### YOUR TASK:
Make an exact copy of all the data.

— Start of RECORDS FOR THIS TASK —

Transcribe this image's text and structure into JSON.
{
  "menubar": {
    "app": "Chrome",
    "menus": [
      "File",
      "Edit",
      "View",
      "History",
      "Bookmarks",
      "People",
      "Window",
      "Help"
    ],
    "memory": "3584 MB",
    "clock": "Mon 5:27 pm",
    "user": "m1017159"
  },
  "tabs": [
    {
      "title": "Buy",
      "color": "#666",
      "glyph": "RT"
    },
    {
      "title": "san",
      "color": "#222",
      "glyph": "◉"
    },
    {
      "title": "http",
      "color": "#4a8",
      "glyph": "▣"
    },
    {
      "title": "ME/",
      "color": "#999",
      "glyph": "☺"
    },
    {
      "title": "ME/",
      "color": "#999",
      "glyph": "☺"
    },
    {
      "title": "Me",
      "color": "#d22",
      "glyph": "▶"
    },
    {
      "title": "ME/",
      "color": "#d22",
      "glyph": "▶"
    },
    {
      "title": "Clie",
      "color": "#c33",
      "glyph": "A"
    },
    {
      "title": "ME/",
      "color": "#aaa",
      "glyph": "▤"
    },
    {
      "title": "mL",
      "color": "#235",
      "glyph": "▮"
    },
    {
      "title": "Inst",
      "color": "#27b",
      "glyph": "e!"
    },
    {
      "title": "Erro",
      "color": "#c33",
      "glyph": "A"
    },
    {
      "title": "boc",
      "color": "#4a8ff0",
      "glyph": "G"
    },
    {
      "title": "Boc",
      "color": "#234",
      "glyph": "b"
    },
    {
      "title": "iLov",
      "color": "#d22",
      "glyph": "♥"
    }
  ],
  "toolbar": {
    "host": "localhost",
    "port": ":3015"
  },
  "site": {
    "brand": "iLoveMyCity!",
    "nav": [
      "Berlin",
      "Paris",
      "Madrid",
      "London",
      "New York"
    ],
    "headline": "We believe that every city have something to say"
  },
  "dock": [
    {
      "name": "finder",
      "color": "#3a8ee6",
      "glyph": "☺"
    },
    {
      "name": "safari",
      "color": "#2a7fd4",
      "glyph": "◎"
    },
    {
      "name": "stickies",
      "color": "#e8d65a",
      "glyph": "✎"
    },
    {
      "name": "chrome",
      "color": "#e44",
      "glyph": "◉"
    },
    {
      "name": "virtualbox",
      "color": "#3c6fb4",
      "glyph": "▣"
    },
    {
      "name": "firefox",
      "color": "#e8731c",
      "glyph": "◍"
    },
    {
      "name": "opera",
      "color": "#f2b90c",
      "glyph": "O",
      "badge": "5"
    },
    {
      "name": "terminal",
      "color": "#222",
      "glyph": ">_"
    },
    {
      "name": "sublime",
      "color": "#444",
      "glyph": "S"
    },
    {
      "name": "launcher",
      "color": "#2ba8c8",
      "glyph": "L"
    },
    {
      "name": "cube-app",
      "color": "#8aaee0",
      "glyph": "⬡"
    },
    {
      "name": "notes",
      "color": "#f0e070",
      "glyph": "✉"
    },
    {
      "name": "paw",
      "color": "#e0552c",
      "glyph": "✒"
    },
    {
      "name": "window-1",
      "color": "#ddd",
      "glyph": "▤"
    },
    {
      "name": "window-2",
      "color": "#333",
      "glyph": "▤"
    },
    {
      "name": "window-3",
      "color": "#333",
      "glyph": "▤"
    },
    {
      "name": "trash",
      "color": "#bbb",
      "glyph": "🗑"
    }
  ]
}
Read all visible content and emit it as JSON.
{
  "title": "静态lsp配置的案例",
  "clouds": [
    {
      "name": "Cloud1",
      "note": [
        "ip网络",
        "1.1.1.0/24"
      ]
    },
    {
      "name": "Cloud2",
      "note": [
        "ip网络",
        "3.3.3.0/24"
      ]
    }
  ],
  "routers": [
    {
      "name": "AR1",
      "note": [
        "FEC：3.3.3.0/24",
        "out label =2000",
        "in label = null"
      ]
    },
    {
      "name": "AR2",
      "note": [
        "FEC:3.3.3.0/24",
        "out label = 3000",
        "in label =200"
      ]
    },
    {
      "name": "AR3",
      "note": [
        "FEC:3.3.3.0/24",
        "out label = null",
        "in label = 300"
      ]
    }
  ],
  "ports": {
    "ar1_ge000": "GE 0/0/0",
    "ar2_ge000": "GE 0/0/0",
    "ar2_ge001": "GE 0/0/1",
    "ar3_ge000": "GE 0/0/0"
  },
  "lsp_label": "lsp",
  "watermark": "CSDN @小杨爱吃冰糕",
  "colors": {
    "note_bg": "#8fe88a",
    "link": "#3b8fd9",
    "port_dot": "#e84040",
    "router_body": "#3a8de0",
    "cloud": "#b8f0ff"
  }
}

— End of RECORDS FOR THIS TASK —

### RESPONSE TO THIS EXERCISE:
Transcribe this image's text and structure into JSON.
{
  "menubar": {
    "app": "Chrome",
    "menus": [
      "File",
      "Edit",
      "View",
      "History",
      "Bookmarks",
      "People",
      "Window",
      "Help"
    ],
    "memory": "3584 MB",
    "clock": "Mon 5:27 pm",
    "user": "m1017159"
  },
  "tabs": [
    {
      "title": "Buy",
      "color": "#666",
      "glyph": "RT"
    },
    {
      "title": "san",
      "color": "#222",
      "glyph": "◉"
    },
    {
      "title": "http",
      "color": "#4a8",
      "glyph": "▣"
    },
    {
      "title": "ME/",
      "color": "#999",
      "glyph": "☺"
    },
    {
      "title": "ME/",
      "color": "#999",
      "glyph": "☺"
    },
    {
      "title": "Me",
      "color": "#d22",
      "glyph": "▶"
    },
    {
      "title": "ME/",
      "color": "#d22",
      "glyph": "▶"
    },
    {
      "title": "Clie",
      "color": "#c33",
      "glyph": "A"
    },
    {
      "title": "ME/",
      "color": "#aaa",
      "glyph": "▤"
    },
    {
      "title": "mL",
      "color": "#235",
      "glyph": "▮"
    },
    {
      "title": "Inst",
      "color": "#27b",
      "glyph": "e!"
    },
    {
      "title": "Erro",
      "color": "#c33",
      "glyph": "A"
    },
    {
      "title": "boc",
      "color": "#4a8ff0",
      "glyph": "G"
    },
    {
      "title": "Boc",
      "color": "#234",
      "glyph": "b"
    },
    {
      "title": "iLov",
      "color": "#d22",
      "glyph": "♥"
    }
  ],
  "toolbar": {
    "host": "localhost",
    "port": ":3015"
  },
  "site": {
    "brand": "iLoveMyCity!",
    "nav": [
      "Berlin",
      "Paris",
      "Madrid",
      "London",
      "New York"
    ],
    "headline": "We believe that every city have something to say"
  },
  "dock": [
    {
      "name": "finder",
      "color": "#3a8ee6",
      "glyph": "☺"
    },
    {
      "name": "safari",
      "color": "#2a7fd4",
      "glyph": "◎"
    },
    {
      "name": "stickies",
      "color": "#e8d65a",
      "glyph": "✎"
    },
    {
      "name": "chrome",
      "color": "#e44",
      "glyph": "◉"
    },
    {
      "name": "virtualbox",
      "color": "#3c6fb4",
      "glyph": "▣"
    },
    {
      "name": "firefox",
      "color": "#e8731c",
      "glyph": "◍"
    },
    {
      "name": "opera",
      "color": "#f2b90c",
      "glyph": "O",
      "badge": "5"
    },
    {
      "name": "terminal",
      "color": "#222",
      "glyph": ">_"
    },
    {
      "name": "sublime",
      "color": "#444",
      "glyph": "S"
    },
    {
      "name": "launcher",
      "color": "#2ba8c8",
      "glyph": "L"
    },
    {
      "name": "cube-app",
      "color": "#8aaee0",
      "glyph": "⬡"
    },
    {
      "name": "notes",
      "color": "#f0e070",
      "glyph": "✉"
    },
    {
      "name": "paw",
      "color": "#e0552c",
      "glyph": "✒"
    },
    {
      "name": "window-1",
      "color": "#ddd",
      "glyph": "▤"
    },
    {
      "name": "window-2",
      "color": "#333",
      "glyph": "▤"
    },
    {
      "name": "window-3",
      "color": "#333",
      "glyph": "▤"
    },
    {
      "name": "trash",
      "color": "#bbb",
      "glyph": "🗑"
    }
  ]
}
Read all visible content and emit it as JSON.
{
  "title": "静态lsp配置的案例",
  "clouds": [
    {
      "name": "Cloud1",
      "note": [
        "ip网络",
        "1.1.1.0/24"
      ]
    },
    {
      "name": "Cloud2",
      "note": [
        "ip网络",
        "3.3.3.0/24"
      ]
    }
  ],
  "routers": [
    {
      "name": "AR1",
      "note": [
        "FEC：3.3.3.0/24",
        "out label =2000",
        "in label = null"
      ]
    },
    {
      "name": "AR2",
      "note": [
        "FEC:3.3.3.0/24",
        "out label = 3000",
        "in label =200"
      ]
    },
    {
      "name": "AR3",
      "note": [
        "FEC:3.3.3.0/24",
        "out label = null",
        "in label = 300"
      ]
    }
  ],
  "ports": {
    "ar1_ge000": "GE 0/0/0",
    "ar2_ge000": "GE 0/0/0",
    "ar2_ge001": "GE 0/0/1",
    "ar3_ge000": "GE 0/0/0"
  },
  "lsp_label": "lsp",
  "watermark": "CSDN @小杨爱吃冰糕",
  "colors": {
    "note_bg": "#8fe88a",
    "link": "#3b8fd9",
    "port_dot": "#e84040",
    "router_body": "#3a8de0",
    "cloud": "#b8f0ff"
  }
}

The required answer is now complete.